● Exercise materials:
## begin

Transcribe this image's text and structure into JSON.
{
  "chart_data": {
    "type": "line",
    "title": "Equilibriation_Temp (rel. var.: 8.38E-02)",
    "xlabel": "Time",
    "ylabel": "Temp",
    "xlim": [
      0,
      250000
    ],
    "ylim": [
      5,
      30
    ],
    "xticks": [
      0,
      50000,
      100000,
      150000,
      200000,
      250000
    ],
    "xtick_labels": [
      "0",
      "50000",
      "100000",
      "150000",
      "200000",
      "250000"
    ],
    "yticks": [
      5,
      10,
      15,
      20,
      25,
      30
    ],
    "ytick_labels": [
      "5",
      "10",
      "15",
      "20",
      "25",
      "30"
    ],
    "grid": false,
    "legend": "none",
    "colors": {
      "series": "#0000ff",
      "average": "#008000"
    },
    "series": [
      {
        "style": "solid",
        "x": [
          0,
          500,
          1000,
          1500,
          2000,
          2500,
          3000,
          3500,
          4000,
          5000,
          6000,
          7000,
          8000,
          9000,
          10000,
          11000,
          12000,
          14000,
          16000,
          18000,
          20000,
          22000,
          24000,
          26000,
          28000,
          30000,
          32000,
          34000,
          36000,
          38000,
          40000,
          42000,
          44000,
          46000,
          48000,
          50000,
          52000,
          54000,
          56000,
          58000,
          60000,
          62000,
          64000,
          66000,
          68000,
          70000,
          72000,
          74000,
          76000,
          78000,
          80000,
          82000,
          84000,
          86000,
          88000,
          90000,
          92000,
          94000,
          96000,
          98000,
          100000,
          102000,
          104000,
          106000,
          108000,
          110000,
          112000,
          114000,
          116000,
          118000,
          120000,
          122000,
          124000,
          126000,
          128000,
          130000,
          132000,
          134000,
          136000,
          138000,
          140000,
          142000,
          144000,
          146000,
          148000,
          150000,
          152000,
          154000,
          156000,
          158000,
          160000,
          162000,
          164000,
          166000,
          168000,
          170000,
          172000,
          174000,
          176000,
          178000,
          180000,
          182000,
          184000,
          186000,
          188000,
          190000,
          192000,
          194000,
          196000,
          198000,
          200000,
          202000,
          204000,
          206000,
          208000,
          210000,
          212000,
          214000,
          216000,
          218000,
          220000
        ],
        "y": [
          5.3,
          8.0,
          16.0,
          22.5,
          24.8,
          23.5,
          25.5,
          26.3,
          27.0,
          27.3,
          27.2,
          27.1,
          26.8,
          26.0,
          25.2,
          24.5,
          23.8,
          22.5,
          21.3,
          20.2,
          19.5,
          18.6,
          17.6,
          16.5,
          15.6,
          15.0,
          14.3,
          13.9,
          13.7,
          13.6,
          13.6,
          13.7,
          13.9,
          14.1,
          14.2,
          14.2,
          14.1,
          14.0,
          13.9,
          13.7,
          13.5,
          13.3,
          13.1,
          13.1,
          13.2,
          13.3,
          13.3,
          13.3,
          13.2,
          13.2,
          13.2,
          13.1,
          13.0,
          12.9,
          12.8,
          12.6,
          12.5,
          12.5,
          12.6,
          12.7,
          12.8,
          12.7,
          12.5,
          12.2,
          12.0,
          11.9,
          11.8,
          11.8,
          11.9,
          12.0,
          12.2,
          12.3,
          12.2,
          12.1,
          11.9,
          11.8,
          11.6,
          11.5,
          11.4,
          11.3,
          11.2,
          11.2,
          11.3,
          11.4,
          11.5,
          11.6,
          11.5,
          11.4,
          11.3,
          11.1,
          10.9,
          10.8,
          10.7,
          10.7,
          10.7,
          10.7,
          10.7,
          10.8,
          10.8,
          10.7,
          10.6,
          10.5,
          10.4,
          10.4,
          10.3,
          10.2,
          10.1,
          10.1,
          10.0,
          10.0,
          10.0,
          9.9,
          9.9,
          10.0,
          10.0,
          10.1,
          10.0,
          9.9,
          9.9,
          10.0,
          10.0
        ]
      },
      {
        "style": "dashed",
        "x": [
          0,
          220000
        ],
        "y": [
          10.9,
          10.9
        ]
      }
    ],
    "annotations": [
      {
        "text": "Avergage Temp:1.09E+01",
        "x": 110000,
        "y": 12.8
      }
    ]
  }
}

## end

Write every line of the material above again, exactly.

● Expected answer:
Transcribe this image's text and structure into JSON.
{
  "chart_data": {
    "type": "line",
    "title": "Equilibriation_Temp (rel. var.: 8.38E-02)",
    "xlabel": "Time",
    "ylabel": "Temp",
    "xlim": [
      0,
      250000
    ],
    "ylim": [
      5,
      30
    ],
    "xticks": [
      0,
      50000,
      100000,
      150000,
      200000,
      250000
    ],
    "xtick_labels": [
      "0",
      "50000",
      "100000",
      "150000",
      "200000",
      "250000"
    ],
    "yticks": [
      5,
      10,
      15,
      20,
      25,
      30
    ],
    "ytick_labels": [
      "5",
      "10",
      "15",
      "20",
      "25",
      "30"
    ],
    "grid": false,
    "legend": "none",
    "colors": {
      "series": "#0000ff",
      "average": "#008000"
    },
    "series": [
      {
        "style": "solid",
        "x": [
          0,
          500,
          1000,
          1500,
          2000,
          2500,
          3000,
          3500,
          4000,
          5000,
          6000,
          7000,
          8000,
          9000,
          10000,
          11000,
          12000,
          14000,
          16000,
          18000,
          20000,
          22000,
          24000,
          26000,
          28000,
          30000,
          32000,
          34000,
          36000,
          38000,
          40000,
          42000,
          44000,
          46000,
          48000,
          50000,
          52000,
          54000,
          56000,
          58000,
          60000,
          62000,
          64000,
          66000,
          68000,
          70000,
          72000,
          74000,
          76000,
          78000,
          80000,
          82000,
          84000,
          86000,
          88000,
          90000,
          92000,
          94000,
          96000,
          98000,
          100000,
          102000,
          104000,
          106000,
          108000,
          110000,
          112000,
          114000,
          116000,
          118000,
          120000,
          122000,
          124000,
          126000,
          128000,
          130000,
          132000,
          134000,
          136000,
          138000,
          140000,
          142000,
          144000,
          146000,
          148000,
          150000,
          152000,
          154000,
          156000,
          158000,
          160000,
          162000,
          164000,
          166000,
          168000,
          170000,
          172000,
          174000,
          176000,
          178000,
          180000,
          182000,
          184000,
          186000,
          188000,
          190000,
          192000,
          194000,
          196000,
          198000,
          200000,
          202000,
          204000,
          206000,
          208000,
          210000,
          212000,
          214000,
          216000,
          218000,
          220000
        ],
        "y": [
          5.3,
          8.0,
          16.0,
          22.5,
          24.8,
          23.5,
          25.5,
          26.3,
          27.0,
          27.3,
          27.2,
          27.1,
          26.8,
          26.0,
          25.2,
          24.5,
          23.8,
          22.5,
          21.3,
          20.2,
          19.5,
          18.6,
          17.6,
          16.5,
          15.6,
          15.0,
          14.3,
          13.9,
          13.7,
          13.6,
          13.6,
          13.7,
          13.9,
          14.1,
          14.2,
          14.2,
          14.1,
          14.0,
          13.9,
          13.7,
          13.5,
          13.3,
          13.1,
          13.1,
          13.2,
          13.3,
          13.3,
          13.3,
          13.2,
          13.2,
          13.2,
          13.1,
          13.0,
          12.9,
          12.8,
          12.6,
          12.5,
          12.5,
          12.6,
          12.7,
          12.8,
          12.7,
          12.5,
          12.2,
          12.0,
          11.9,
          11.8,
          11.8,
          11.9,
          12.0,
          12.2,
          12.3,
          12.2,
          12.1,
          11.9,
          11.8,
          11.6,
          11.5,
          11.4,
          11.3,
          11.2,
          11.2,
          11.3,
          11.4,
          11.5,
          11.6,
          11.5,
          11.4,
          11.3,
          11.1,
          10.9,
          10.8,
          10.7,
          10.7,
          10.7,
          10.7,
          10.7,
          10.8,
          10.8,
          10.7,
          10.6,
          10.5,
          10.4,
          10.4,
          10.3,
          10.2,
          10.1,
          10.1,
          10.0,
          10.0,
          10.0,
          9.9,
          9.9,
          10.0,
          10.0,
          10.1,
          10.0,
          9.9,
          9.9,
          10.0,
          10.0
        ]
      },
      {
        "style": "dashed",
        "x": [
          0,
          220000
        ],
        "y": [
          10.9,
          10.9
        ]
      }
    ],
    "annotations": [
      {
        "text": "Avergage Temp:1.09E+01",
        "x": 110000,
        "y": 12.8
      }
    ]
  }
}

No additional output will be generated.